§ WHAT YOU ARE ASKED TO DO: Please count the lines in the listing below where the word "相逢何必曾相识" appears. Give the number only.
---
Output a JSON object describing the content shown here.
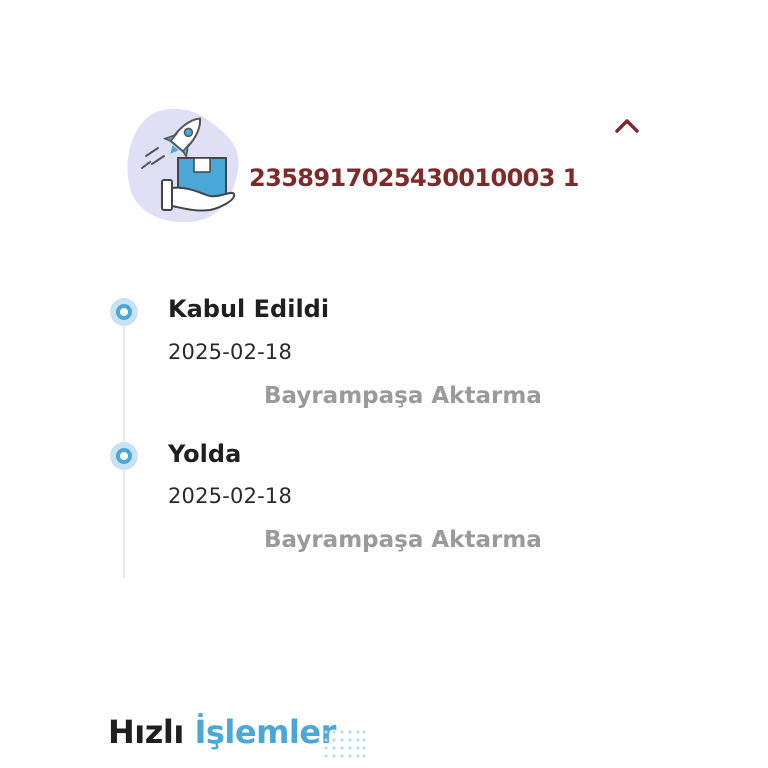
{
  "shipment": {
    "tracking_number": "2358917025430010003 1",
    "collapse_icon": "chevron-up-icon",
    "illustration_icon": "rocket-package-hand-icon",
    "accent_color": "#7e2a2a"
  },
  "timeline": {
    "events": [
      {
        "status": "Kabul Edildi",
        "date": "2025-02-18",
        "location": "Bayrampaşa Aktarma"
      },
      {
        "status": "Yolda",
        "date": "2025-02-18",
        "location": "Bayrampaşa Aktarma"
      }
    ],
    "dot_color": "#4aa8d9"
  },
  "quick_actions": {
    "title_part1": "Hızlı",
    "title_part2": "İşlemler",
    "title_accent_color": "#4aa8d9"
  }
}
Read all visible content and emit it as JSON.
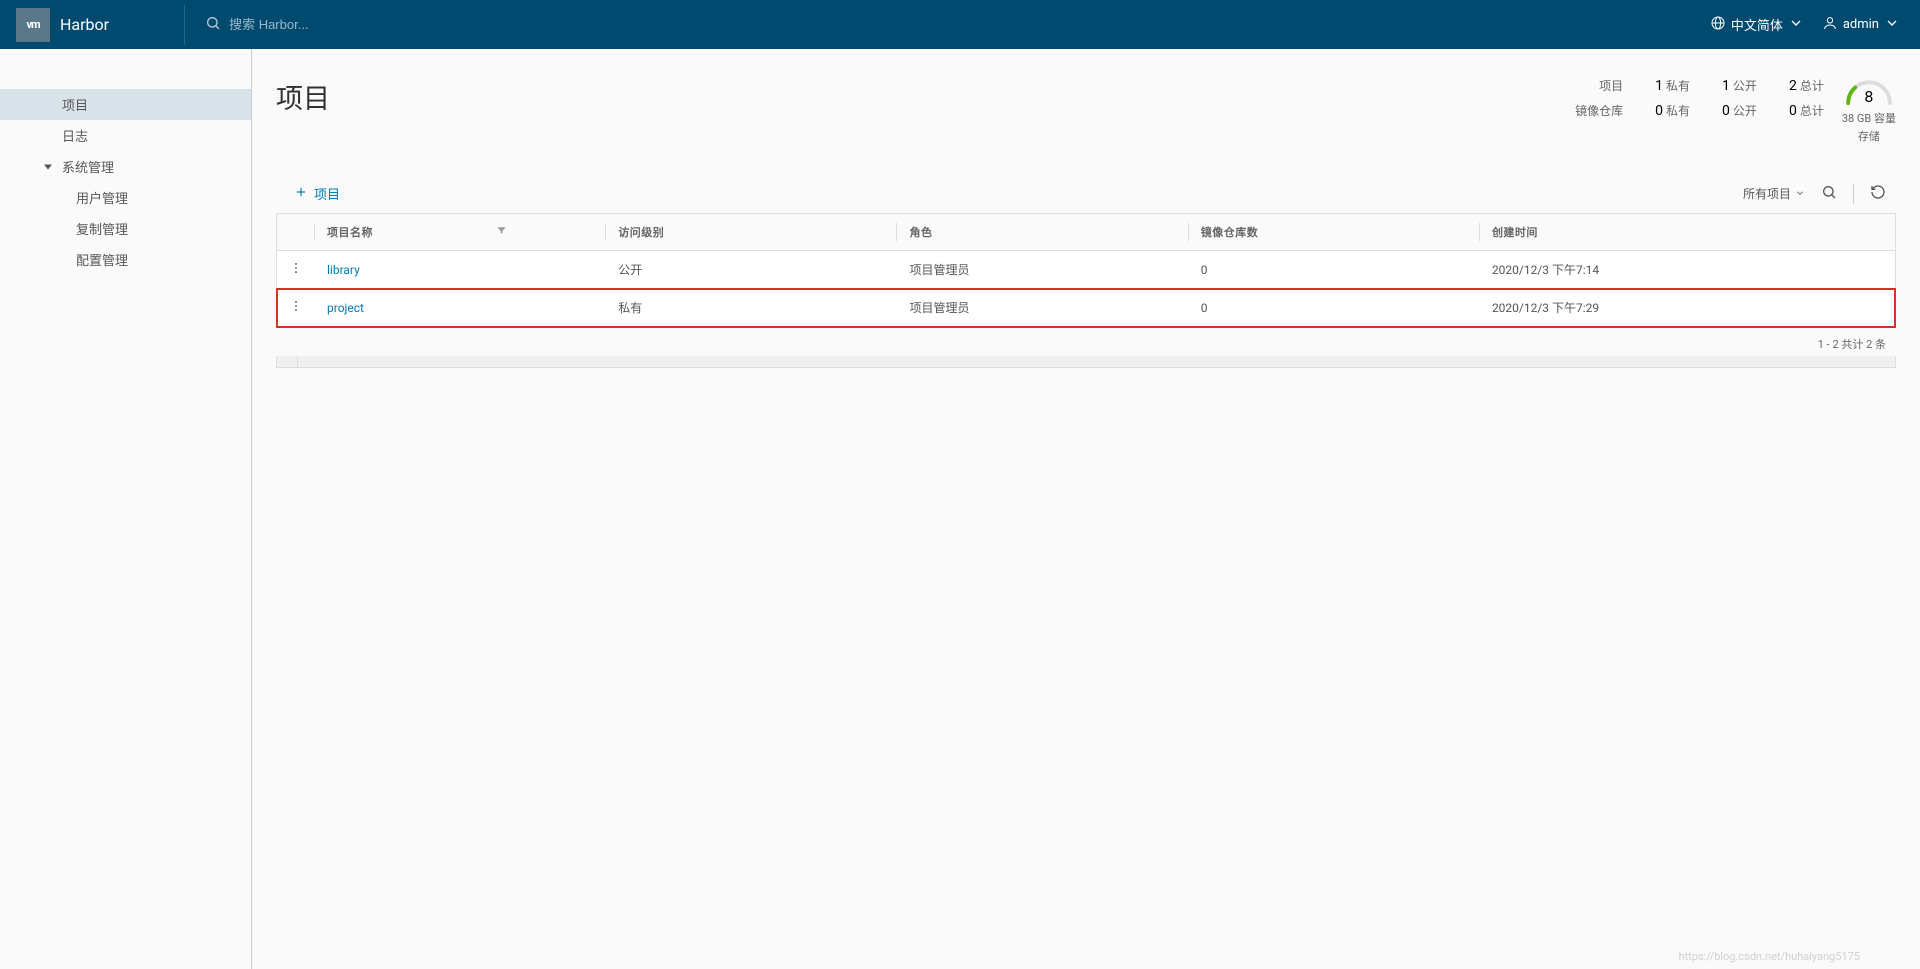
{
  "header": {
    "logo_text": "vm",
    "brand": "Harbor",
    "search_placeholder": "搜索 Harbor...",
    "language": "中文简体",
    "user": "admin"
  },
  "sidebar": {
    "items": [
      {
        "label": "项目",
        "active": true,
        "level": 1
      },
      {
        "label": "日志",
        "active": false,
        "level": 1
      },
      {
        "label": "系统管理",
        "active": false,
        "level": 1,
        "expandable": true
      },
      {
        "label": "用户管理",
        "active": false,
        "level": 2
      },
      {
        "label": "复制管理",
        "active": false,
        "level": 2
      },
      {
        "label": "配置管理",
        "active": false,
        "level": 2
      }
    ]
  },
  "page": {
    "title": "项目",
    "stats": {
      "row1_label": "项目",
      "row2_label": "镜像仓库",
      "private_label": "私有",
      "public_label": "公开",
      "total_label": "总计",
      "projects": {
        "private": "1",
        "public": "1",
        "total": "2"
      },
      "repos": {
        "private": "0",
        "public": "0",
        "total": "0"
      }
    },
    "storage": {
      "used": "8",
      "capacity": "38 GB 容量",
      "label": "存储"
    }
  },
  "toolbar": {
    "add_label": "项目",
    "filter_label": "所有项目"
  },
  "table": {
    "columns": {
      "name": "项目名称",
      "access": "访问级别",
      "role": "角色",
      "repo_count": "镜像仓库数",
      "created": "创建时间"
    },
    "rows": [
      {
        "name": "library",
        "access": "公开",
        "role": "项目管理员",
        "repo_count": "0",
        "created": "2020/12/3 下午7:14",
        "highlight": false
      },
      {
        "name": "project",
        "access": "私有",
        "role": "项目管理员",
        "repo_count": "0",
        "created": "2020/12/3 下午7:29",
        "highlight": true
      }
    ],
    "footer": "1 - 2 共计 2 条"
  },
  "watermark": "https://blog.csdn.net/huhaiyang5175"
}
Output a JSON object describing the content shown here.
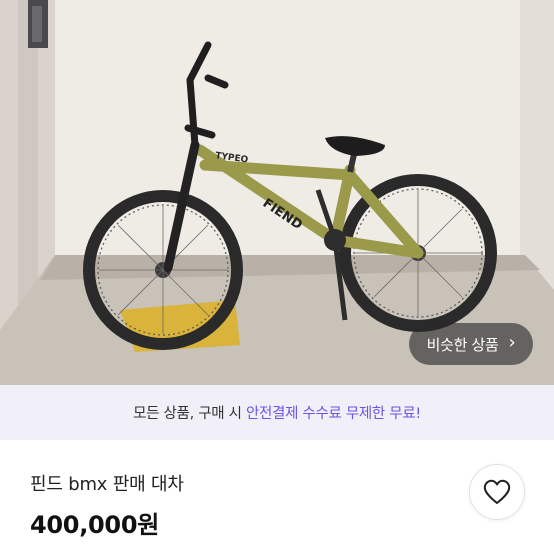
{
  "photo": {
    "alt_icon": "bmx-bicycle-photo",
    "frame_text_top": "TYPEO",
    "frame_text_main": "FIEND"
  },
  "similar_button": {
    "label": "비슷한 상품",
    "chevron": "›"
  },
  "banner": {
    "prefix": "모든 상품, 구매 시 ",
    "highlight": "안전결제 수수료 무제한 무료!",
    "highlight_color": "#6a55e6"
  },
  "listing": {
    "title": "핀드 bmx 판매 대차",
    "price": "400,000원"
  },
  "like_button": {
    "icon": "heart-outline-icon"
  }
}
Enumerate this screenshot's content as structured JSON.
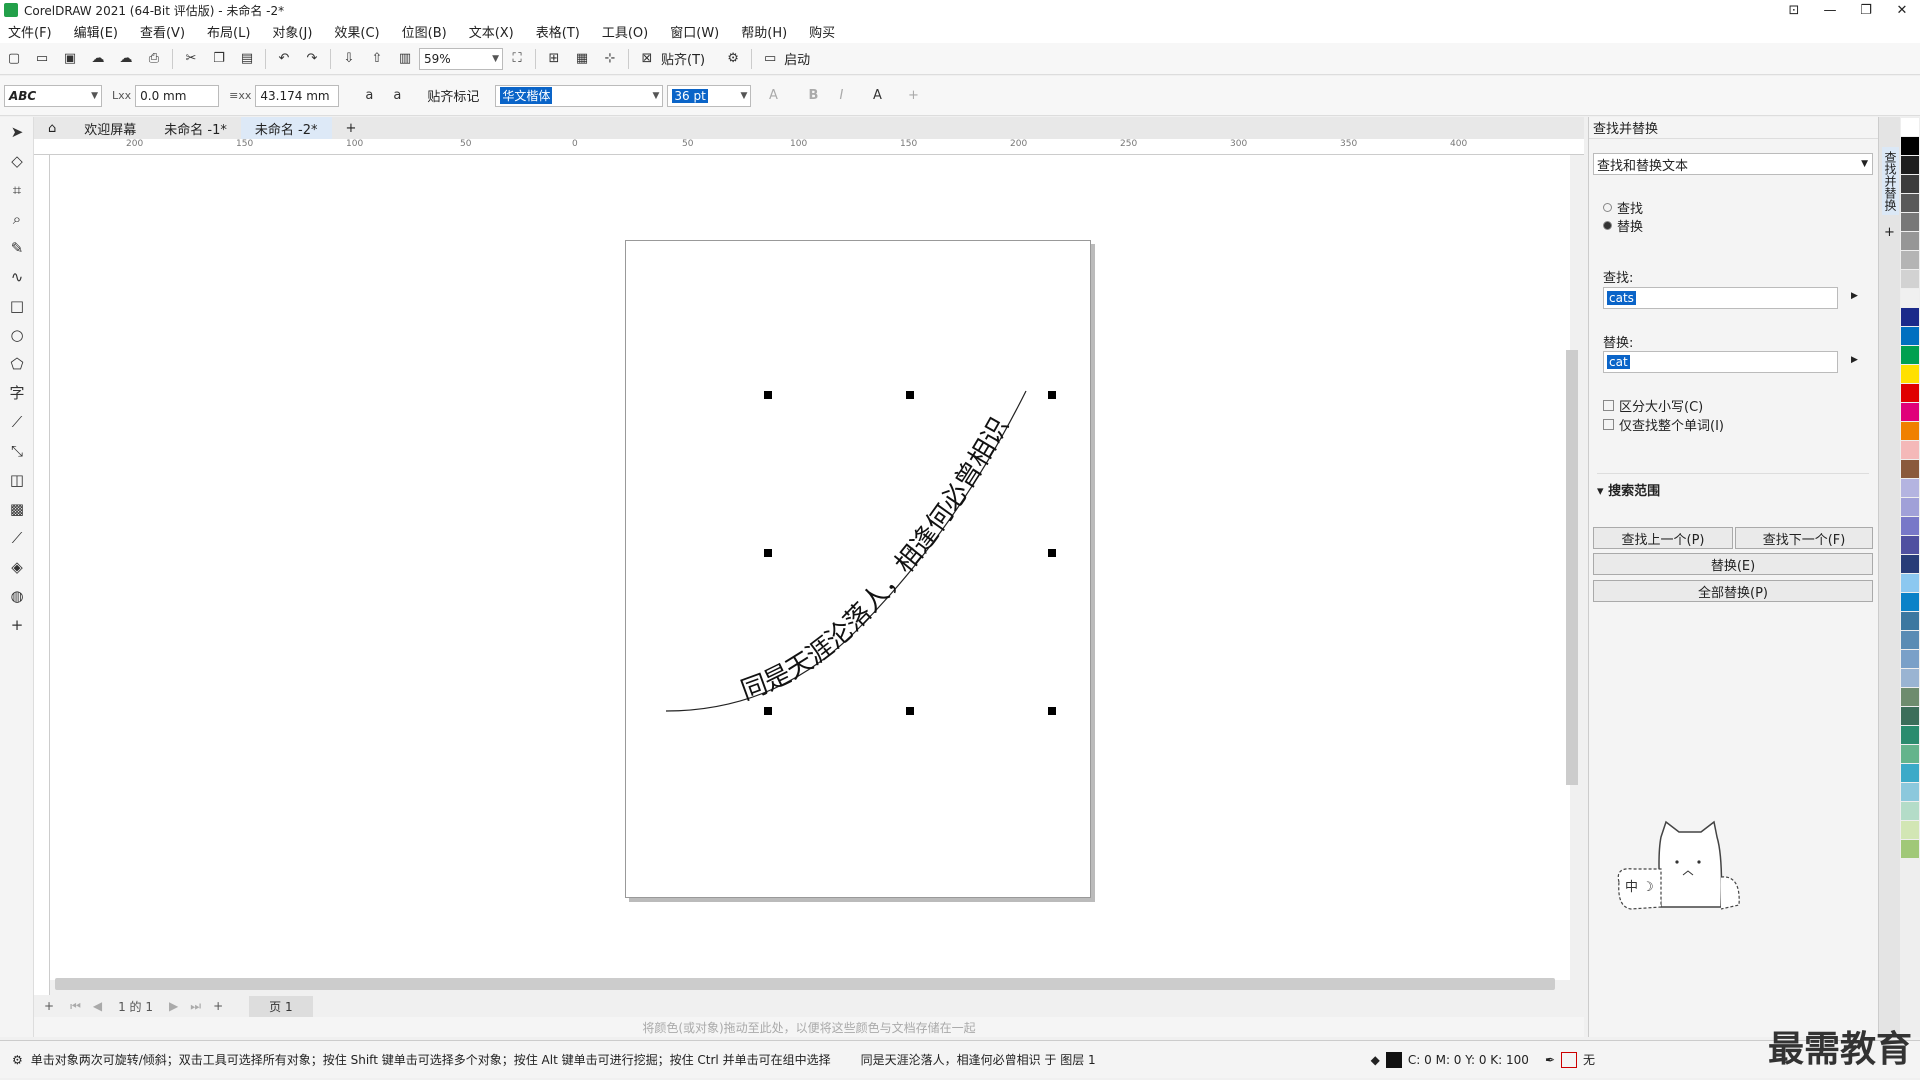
{
  "title": "CorelDRAW 2021 (64-Bit 评估版) - 未命名 -2*",
  "menu": [
    "文件(F)",
    "编辑(E)",
    "查看(V)",
    "布局(L)",
    "对象(J)",
    "效果(C)",
    "位图(B)",
    "文本(X)",
    "表格(T)",
    "工具(O)",
    "窗口(W)",
    "帮助(H)",
    "购买"
  ],
  "toolbar": {
    "zoom": "59%",
    "snap": "贴齐(T)",
    "launch": "启动"
  },
  "propbar": {
    "x": "0.0 mm",
    "y": "43.174 mm",
    "snap_mark": "贴齐标记",
    "font": "华文楷体",
    "size": "36 pt"
  },
  "tabs": [
    "欢迎屏幕",
    "未命名 -1*",
    "未命名 -2*"
  ],
  "ruler": [
    "200",
    "150",
    "100",
    "50",
    "0",
    "50",
    "100",
    "150",
    "200",
    "250",
    "300",
    "350",
    "400"
  ],
  "path_text": "同是天涯沦落人，相逢何必曾相识",
  "pagenav": {
    "count": "1 的 1",
    "page": "页 1"
  },
  "color_hint": "将颜色(或对象)拖动至此处，以便将这些颜色与文档存储在一起",
  "status": {
    "hint": "单击对象两次可旋转/倾斜；双击工具可选择所有对象；按住 Shift 键单击可选择多个对象；按住 Alt 键单击可进行挖掘；按住 Ctrl 并单击可在组中选择",
    "object": "同是天涯沦落人，相逢何必曾相识 于 图层 1",
    "cmyk": "C: 0 M: 0 Y: 0 K: 100",
    "none": "无"
  },
  "panel": {
    "title": "查找并替换",
    "mode": "查找和替换文本",
    "find_radio": "查找",
    "replace_radio": "替换",
    "find_label": "查找:",
    "find_value": "cats",
    "replace_label": "替换:",
    "replace_value": "cat",
    "case": "区分大小写(C)",
    "whole": "仅查找整个单词(I)",
    "scope": "搜索范围",
    "prev": "查找上一个(P)",
    "next": "查找下一个(F)",
    "replace_btn": "替换(E)",
    "replace_all": "全部替换(P)",
    "side_tab": "查找并替换"
  },
  "watermark": "最需教育",
  "palette": [
    "#ffffff",
    "#000000",
    "#1e1e1e",
    "#3c3c3c",
    "#5a5a5a",
    "#787878",
    "#969696",
    "#b4b4b4",
    "#d2d2d2",
    "#f0f0f0",
    "#1b2a8a",
    "#0070c0",
    "#00a050",
    "#ffe000",
    "#e00000",
    "#e0007a",
    "#f08000",
    "#f4b8b8",
    "#8a5a3c",
    "#b4b4e0",
    "#a0a0d8",
    "#7878c8",
    "#5050a0",
    "#283c78",
    "#8cc8f0",
    "#0a82c8",
    "#3c78a0",
    "#5a8cb4",
    "#7aa0c8",
    "#9ab4d2",
    "#6e8c6e",
    "#3c6e5a",
    "#2a8c6e",
    "#64b48c",
    "#3caac8",
    "#8cc8dc",
    "#b4dcc8",
    "#d2e6b4",
    "#a0c878"
  ]
}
---
§ COMPLETE OUTPUT: 2